* [Your task] Look over the lines below. Report each one that includes the string "symbol".

=== Entries ===

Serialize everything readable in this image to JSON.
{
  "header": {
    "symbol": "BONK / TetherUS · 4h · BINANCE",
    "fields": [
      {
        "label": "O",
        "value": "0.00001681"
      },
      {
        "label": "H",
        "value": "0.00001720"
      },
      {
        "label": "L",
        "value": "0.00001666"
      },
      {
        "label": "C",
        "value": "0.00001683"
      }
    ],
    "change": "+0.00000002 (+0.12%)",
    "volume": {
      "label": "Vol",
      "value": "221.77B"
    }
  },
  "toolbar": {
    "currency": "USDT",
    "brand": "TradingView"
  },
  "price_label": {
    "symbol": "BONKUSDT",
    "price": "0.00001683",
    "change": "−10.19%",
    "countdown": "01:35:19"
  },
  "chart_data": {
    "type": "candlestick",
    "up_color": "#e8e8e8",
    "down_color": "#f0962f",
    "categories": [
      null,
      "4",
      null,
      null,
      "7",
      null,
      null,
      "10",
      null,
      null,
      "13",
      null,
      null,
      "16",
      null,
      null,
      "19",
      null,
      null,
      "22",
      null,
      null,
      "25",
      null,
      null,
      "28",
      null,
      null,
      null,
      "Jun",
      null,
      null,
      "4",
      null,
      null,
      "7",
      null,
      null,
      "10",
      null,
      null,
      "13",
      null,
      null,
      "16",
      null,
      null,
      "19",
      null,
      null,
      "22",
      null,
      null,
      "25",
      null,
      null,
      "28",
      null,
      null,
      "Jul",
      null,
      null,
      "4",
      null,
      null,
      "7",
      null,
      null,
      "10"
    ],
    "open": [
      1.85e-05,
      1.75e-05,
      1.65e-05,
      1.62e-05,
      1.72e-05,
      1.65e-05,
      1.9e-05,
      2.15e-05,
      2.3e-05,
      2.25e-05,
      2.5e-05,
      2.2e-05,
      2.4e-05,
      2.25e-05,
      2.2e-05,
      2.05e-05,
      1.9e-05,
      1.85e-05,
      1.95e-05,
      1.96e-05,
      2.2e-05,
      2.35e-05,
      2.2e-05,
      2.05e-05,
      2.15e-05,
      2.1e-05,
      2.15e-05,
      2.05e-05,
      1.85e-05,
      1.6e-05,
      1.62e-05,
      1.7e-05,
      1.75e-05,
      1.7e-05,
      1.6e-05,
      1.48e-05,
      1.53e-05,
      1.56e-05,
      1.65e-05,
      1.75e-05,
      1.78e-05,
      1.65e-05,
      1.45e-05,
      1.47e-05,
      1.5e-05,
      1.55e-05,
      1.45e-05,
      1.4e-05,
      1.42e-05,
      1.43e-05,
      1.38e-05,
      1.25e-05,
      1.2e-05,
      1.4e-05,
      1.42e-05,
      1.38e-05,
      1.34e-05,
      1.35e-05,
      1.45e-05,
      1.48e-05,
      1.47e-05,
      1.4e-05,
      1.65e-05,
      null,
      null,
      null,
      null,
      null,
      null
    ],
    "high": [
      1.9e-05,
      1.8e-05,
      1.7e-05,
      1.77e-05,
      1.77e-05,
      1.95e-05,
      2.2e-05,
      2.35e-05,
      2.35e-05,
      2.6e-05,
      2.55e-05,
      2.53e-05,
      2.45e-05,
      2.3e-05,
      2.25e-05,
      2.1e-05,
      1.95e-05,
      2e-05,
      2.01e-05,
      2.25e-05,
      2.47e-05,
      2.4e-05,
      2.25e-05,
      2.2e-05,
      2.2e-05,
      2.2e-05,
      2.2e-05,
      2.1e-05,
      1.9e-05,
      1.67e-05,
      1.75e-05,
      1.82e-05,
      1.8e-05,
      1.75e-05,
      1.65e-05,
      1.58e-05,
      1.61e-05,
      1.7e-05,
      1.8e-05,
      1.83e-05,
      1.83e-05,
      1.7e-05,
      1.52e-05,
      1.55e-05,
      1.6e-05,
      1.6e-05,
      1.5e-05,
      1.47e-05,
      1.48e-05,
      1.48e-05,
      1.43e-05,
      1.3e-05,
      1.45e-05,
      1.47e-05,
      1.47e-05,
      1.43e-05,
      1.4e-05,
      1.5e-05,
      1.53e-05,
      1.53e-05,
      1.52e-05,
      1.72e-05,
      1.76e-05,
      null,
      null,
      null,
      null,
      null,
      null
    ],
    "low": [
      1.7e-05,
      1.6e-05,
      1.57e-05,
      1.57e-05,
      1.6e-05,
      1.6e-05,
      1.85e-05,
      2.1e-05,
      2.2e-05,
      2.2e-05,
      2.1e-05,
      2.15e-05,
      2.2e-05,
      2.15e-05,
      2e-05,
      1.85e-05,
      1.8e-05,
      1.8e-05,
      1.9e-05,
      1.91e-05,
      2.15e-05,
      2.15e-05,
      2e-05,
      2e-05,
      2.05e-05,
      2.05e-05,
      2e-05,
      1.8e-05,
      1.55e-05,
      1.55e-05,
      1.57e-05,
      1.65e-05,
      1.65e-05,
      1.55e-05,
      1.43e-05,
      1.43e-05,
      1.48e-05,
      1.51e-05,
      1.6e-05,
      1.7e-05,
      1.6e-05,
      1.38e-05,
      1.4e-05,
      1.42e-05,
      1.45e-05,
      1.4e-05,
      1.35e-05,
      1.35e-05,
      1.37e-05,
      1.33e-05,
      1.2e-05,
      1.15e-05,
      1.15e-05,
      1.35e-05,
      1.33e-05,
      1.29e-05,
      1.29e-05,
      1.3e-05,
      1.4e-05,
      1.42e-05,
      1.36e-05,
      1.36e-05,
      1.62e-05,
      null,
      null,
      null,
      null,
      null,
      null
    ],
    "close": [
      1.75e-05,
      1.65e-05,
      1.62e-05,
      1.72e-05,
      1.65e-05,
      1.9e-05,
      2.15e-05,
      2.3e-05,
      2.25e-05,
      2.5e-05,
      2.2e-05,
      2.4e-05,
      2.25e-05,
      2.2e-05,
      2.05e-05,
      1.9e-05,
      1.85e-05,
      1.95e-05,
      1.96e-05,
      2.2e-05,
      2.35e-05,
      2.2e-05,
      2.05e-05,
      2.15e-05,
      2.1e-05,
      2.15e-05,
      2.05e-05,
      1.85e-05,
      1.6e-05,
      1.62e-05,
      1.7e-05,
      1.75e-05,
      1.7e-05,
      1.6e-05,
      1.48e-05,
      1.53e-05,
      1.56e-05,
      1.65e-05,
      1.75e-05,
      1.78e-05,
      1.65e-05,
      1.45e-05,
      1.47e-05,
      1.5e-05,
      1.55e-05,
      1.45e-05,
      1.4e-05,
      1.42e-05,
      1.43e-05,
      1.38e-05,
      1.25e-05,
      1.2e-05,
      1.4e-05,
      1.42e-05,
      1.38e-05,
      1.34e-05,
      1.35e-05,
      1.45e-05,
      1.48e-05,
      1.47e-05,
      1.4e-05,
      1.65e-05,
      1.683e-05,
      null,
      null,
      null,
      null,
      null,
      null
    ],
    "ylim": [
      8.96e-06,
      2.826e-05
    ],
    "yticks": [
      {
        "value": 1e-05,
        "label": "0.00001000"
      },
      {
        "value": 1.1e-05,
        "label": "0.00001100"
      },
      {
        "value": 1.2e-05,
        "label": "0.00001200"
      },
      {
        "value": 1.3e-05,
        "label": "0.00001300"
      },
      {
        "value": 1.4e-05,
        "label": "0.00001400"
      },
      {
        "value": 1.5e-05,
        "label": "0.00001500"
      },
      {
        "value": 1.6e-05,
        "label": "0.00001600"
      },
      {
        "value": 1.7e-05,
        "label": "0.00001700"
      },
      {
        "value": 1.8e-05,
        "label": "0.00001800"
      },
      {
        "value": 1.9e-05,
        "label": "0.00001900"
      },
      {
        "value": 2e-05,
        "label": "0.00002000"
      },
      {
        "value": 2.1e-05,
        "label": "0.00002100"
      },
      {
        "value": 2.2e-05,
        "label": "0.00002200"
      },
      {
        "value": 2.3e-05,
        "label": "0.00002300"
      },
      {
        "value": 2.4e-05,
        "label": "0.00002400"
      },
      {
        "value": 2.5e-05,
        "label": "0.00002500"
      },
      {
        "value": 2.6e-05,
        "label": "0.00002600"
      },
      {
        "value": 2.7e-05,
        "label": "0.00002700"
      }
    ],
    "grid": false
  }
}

===

* [Completed task]
    "symbol": "BONK / TetherUS · 4h · BINANCE",
    "symbol": "BONKUSDT",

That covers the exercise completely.